## SUPPLIED DATA

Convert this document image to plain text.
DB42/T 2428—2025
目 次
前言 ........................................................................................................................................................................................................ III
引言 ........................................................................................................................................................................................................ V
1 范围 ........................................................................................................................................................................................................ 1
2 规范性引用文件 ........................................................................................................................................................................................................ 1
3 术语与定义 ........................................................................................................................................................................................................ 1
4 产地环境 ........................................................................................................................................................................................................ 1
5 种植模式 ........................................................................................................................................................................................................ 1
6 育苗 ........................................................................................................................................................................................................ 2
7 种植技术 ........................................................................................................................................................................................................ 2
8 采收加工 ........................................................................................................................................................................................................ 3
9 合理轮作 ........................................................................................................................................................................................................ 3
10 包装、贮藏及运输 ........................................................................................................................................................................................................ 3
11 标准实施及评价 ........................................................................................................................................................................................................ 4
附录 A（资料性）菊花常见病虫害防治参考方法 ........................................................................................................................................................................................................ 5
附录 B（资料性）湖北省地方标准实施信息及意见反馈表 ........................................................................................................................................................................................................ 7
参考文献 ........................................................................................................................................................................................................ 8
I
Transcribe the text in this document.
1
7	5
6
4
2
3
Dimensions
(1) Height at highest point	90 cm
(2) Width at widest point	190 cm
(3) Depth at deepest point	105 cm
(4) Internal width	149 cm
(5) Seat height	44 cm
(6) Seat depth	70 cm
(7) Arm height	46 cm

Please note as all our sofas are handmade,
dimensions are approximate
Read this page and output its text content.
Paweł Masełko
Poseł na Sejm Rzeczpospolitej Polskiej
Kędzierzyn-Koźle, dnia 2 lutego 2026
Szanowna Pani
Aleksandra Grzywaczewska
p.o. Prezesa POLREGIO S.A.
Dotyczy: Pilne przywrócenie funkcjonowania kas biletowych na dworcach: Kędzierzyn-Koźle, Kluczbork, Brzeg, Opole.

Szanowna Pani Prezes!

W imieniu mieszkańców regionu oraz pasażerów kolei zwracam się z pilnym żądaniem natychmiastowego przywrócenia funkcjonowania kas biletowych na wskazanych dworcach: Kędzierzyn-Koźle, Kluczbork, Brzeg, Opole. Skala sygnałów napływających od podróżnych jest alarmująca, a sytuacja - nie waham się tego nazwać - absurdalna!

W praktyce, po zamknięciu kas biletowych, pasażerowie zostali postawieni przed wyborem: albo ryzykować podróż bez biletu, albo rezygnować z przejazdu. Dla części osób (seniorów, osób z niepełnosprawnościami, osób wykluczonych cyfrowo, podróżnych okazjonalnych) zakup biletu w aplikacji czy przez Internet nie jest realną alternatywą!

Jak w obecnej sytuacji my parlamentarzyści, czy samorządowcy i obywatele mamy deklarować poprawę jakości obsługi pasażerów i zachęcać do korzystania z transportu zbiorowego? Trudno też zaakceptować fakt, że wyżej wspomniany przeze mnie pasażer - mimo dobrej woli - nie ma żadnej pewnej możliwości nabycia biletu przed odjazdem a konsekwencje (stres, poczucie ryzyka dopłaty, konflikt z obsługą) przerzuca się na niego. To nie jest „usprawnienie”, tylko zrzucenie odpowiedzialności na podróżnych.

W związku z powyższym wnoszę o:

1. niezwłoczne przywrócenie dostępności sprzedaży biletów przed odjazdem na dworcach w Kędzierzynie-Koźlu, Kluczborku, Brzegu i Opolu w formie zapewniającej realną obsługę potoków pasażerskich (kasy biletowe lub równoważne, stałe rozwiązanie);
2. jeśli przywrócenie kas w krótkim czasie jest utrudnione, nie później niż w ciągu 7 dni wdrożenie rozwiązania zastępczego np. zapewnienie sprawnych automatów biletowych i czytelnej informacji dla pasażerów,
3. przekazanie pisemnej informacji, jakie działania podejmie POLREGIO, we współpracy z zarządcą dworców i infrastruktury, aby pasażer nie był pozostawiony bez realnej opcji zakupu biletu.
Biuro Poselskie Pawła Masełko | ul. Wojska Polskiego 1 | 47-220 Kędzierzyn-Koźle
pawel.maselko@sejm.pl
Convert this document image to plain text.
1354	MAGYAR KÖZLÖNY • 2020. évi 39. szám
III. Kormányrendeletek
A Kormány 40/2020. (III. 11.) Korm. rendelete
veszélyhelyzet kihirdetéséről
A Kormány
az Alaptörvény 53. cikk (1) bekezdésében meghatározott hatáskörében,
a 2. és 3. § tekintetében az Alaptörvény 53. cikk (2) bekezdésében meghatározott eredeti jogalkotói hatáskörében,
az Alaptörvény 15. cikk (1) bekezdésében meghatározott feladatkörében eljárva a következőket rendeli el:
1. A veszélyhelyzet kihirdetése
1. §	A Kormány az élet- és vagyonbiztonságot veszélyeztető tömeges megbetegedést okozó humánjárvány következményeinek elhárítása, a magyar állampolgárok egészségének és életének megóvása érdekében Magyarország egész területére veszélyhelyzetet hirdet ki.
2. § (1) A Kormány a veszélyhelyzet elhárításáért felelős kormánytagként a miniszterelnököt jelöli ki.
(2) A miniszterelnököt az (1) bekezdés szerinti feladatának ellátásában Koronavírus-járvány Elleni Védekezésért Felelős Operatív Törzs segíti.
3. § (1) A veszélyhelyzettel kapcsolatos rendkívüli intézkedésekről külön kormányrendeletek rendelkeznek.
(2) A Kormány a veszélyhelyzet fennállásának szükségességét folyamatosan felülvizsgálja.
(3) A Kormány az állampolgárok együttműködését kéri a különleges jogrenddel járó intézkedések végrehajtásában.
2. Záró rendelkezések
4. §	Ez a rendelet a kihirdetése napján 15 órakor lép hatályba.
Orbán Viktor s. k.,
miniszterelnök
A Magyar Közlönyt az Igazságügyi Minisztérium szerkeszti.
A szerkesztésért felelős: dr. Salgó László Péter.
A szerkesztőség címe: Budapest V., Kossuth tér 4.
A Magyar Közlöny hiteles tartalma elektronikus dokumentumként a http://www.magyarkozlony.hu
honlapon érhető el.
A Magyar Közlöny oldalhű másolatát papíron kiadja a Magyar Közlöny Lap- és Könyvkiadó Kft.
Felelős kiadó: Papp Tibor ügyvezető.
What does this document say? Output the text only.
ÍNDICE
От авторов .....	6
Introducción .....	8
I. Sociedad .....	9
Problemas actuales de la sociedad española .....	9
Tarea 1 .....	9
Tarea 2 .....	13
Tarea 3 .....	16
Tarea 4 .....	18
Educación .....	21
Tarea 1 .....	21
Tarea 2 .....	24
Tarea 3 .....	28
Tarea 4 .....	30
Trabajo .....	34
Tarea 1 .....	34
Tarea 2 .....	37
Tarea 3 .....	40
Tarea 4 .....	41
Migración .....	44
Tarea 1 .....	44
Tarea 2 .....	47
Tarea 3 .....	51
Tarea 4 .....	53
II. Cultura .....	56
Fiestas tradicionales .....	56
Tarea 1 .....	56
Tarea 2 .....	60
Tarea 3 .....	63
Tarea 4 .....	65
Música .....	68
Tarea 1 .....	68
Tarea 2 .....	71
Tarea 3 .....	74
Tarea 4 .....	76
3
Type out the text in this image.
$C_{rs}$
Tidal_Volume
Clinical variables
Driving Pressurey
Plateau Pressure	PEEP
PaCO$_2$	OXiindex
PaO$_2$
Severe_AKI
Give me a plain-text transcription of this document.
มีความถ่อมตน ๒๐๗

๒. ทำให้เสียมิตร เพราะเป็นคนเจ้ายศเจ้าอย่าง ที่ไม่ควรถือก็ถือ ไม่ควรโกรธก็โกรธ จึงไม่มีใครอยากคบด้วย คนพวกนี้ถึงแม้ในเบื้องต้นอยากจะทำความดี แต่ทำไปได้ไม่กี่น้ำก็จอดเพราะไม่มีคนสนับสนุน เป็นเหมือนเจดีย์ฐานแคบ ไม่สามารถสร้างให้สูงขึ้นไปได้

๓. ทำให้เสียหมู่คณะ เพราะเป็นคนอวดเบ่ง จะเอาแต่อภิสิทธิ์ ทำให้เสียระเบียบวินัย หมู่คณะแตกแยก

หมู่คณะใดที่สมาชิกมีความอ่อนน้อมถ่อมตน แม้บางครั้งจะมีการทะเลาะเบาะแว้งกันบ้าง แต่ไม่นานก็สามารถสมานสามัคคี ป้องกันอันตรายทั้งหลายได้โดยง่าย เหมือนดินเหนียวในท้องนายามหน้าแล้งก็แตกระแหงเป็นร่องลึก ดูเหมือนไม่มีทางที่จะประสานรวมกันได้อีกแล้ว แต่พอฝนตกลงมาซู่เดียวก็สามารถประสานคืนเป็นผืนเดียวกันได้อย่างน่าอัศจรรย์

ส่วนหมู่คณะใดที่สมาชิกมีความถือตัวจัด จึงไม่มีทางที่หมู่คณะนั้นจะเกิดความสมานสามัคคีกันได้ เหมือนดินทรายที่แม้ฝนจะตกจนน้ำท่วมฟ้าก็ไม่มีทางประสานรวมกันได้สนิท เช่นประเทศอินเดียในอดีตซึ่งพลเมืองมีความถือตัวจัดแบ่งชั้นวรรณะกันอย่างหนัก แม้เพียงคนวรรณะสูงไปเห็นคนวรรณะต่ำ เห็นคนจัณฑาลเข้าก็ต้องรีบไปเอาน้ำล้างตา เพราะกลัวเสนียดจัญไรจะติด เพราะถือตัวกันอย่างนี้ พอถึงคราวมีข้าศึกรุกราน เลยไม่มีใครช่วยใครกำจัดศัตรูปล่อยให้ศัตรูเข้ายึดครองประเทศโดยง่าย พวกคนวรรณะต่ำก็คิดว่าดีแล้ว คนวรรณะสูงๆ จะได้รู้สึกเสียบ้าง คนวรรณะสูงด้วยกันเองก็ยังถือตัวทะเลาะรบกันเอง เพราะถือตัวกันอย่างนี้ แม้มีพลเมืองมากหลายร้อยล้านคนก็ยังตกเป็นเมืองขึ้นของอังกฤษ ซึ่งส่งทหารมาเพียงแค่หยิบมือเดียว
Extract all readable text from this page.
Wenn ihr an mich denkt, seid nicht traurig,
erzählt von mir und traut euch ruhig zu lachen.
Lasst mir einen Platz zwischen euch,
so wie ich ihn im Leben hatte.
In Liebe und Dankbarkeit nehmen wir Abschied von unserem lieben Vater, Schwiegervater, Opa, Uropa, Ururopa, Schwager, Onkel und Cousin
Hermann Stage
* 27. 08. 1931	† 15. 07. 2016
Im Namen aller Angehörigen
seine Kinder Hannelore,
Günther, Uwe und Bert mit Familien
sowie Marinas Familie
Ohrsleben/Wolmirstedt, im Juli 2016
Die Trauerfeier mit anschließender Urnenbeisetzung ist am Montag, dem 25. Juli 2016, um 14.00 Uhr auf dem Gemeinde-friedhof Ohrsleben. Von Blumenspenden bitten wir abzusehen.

## THE EXERCISE
Copy out the lines starting at the one containing "Extract all readable text from this page." and ending with the last line of the entries. Include nothing else.

## IN RESPONSE
Extract all readable text from this page.
Wenn ihr an mich denkt, seid nicht traurig,
erzählt von mir und traut euch ruhig zu lachen.
Lasst mir einen Platz zwischen euch,
so wie ich ihn im Leben hatte.
In Liebe und Dankbarkeit nehmen wir Abschied von unserem lieben Vater, Schwiegervater, Opa, Uropa, Ururopa, Schwager, Onkel und Cousin
Hermann Stage
* 27. 08. 1931	† 15. 07. 2016
Im Namen aller Angehörigen
seine Kinder Hannelore,
Günther, Uwe und Bert mit Familien
sowie Marinas Familie
Ohrsleben/Wolmirstedt, im Juli 2016
Die Trauerfeier mit anschließender Urnenbeisetzung ist am Montag, dem 25. Juli 2016, um 14.00 Uhr auf dem Gemeinde-friedhof Ohrsleben. Von Blumenspenden bitten wir abzusehen.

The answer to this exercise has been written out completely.